_Source material:_
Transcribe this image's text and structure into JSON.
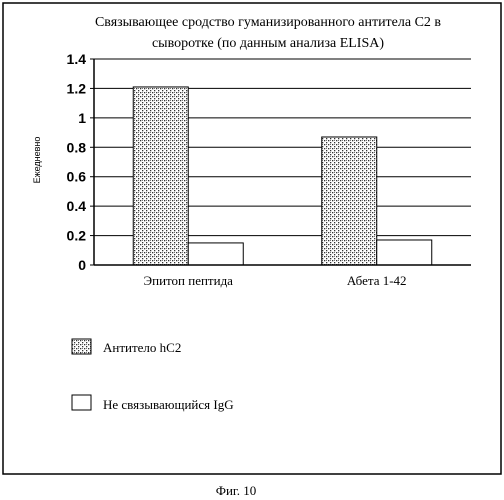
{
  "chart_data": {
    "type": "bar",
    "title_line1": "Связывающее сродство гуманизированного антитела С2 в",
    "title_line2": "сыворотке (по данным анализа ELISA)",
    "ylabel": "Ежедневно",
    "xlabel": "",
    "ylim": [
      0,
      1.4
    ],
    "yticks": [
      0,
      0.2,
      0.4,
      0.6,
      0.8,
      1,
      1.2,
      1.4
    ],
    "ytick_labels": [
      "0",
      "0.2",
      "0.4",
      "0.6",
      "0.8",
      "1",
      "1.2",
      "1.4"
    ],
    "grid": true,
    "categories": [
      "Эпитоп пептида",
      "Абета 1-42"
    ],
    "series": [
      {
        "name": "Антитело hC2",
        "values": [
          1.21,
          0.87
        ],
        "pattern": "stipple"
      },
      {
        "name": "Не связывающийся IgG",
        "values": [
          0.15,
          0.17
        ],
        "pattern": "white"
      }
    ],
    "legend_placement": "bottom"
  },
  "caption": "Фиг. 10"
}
---
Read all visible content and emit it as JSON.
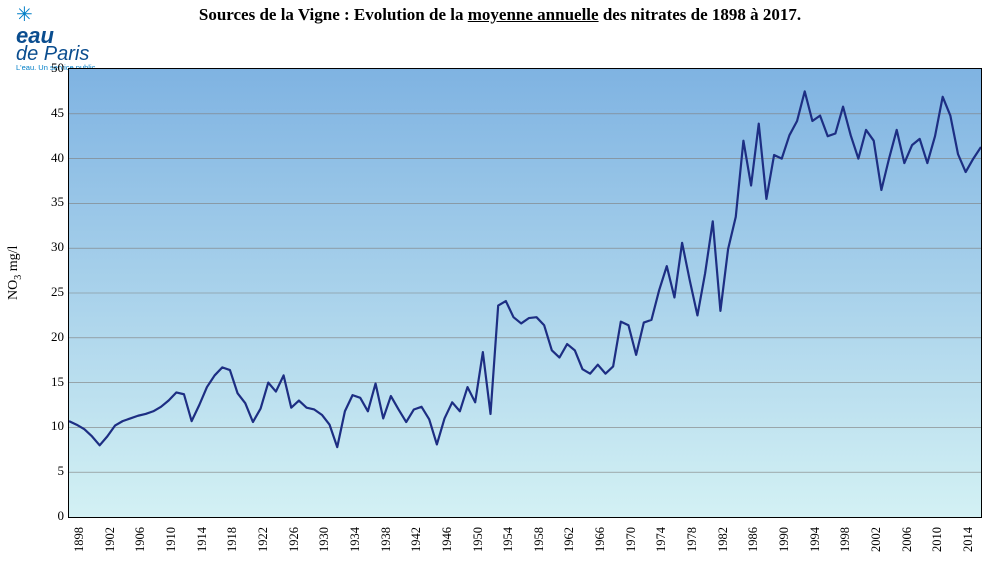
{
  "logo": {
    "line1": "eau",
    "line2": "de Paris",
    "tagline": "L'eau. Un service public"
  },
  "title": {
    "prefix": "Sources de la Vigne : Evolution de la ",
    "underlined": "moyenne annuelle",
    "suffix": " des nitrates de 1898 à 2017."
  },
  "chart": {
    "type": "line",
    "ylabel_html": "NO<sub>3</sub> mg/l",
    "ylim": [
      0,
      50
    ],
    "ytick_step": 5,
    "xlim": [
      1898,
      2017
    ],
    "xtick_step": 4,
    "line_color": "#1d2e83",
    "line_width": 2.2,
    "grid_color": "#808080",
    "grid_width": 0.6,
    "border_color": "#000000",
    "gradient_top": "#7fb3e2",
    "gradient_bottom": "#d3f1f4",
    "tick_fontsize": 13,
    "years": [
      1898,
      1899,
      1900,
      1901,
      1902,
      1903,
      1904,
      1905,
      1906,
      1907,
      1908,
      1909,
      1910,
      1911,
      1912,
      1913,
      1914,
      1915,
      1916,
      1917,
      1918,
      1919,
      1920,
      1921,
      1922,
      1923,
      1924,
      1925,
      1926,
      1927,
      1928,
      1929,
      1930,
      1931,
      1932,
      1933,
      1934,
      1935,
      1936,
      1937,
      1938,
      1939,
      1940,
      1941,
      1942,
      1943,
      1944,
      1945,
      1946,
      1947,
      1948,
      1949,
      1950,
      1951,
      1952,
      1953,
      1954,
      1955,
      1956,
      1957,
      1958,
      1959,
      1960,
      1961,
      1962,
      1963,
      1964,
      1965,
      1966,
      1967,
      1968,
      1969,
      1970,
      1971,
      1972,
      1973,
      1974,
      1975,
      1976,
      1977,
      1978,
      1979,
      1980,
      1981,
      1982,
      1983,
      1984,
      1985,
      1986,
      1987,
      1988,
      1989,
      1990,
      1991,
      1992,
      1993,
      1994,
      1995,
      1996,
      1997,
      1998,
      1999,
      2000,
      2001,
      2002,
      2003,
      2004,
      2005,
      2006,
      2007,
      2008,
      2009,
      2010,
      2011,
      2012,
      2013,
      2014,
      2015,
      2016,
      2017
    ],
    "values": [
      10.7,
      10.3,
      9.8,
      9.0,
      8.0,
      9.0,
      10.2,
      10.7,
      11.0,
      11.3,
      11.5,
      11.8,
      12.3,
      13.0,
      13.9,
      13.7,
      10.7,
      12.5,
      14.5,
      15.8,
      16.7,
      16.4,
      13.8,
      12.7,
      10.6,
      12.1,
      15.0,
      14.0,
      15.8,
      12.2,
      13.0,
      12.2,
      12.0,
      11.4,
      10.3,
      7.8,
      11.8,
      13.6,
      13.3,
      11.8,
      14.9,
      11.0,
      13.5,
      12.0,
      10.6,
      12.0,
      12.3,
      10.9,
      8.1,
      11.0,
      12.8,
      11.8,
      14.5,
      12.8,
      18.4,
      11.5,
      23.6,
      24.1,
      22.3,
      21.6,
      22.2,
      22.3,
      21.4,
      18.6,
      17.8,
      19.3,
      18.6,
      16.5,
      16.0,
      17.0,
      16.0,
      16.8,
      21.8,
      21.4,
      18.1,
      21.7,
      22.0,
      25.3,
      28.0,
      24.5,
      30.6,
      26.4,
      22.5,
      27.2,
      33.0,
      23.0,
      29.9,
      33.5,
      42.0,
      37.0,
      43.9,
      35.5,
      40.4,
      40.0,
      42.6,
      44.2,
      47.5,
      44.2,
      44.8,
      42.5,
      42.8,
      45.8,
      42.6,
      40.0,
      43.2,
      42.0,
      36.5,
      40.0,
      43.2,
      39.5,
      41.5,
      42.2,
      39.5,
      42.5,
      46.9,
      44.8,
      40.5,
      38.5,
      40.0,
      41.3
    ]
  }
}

_Task to carry out:_
All lines above containing the string "JSON" are to be collected.

_Result for this exercise:_
Transcribe this image's text and structure into JSON.
Read all visible content and emit it as JSON.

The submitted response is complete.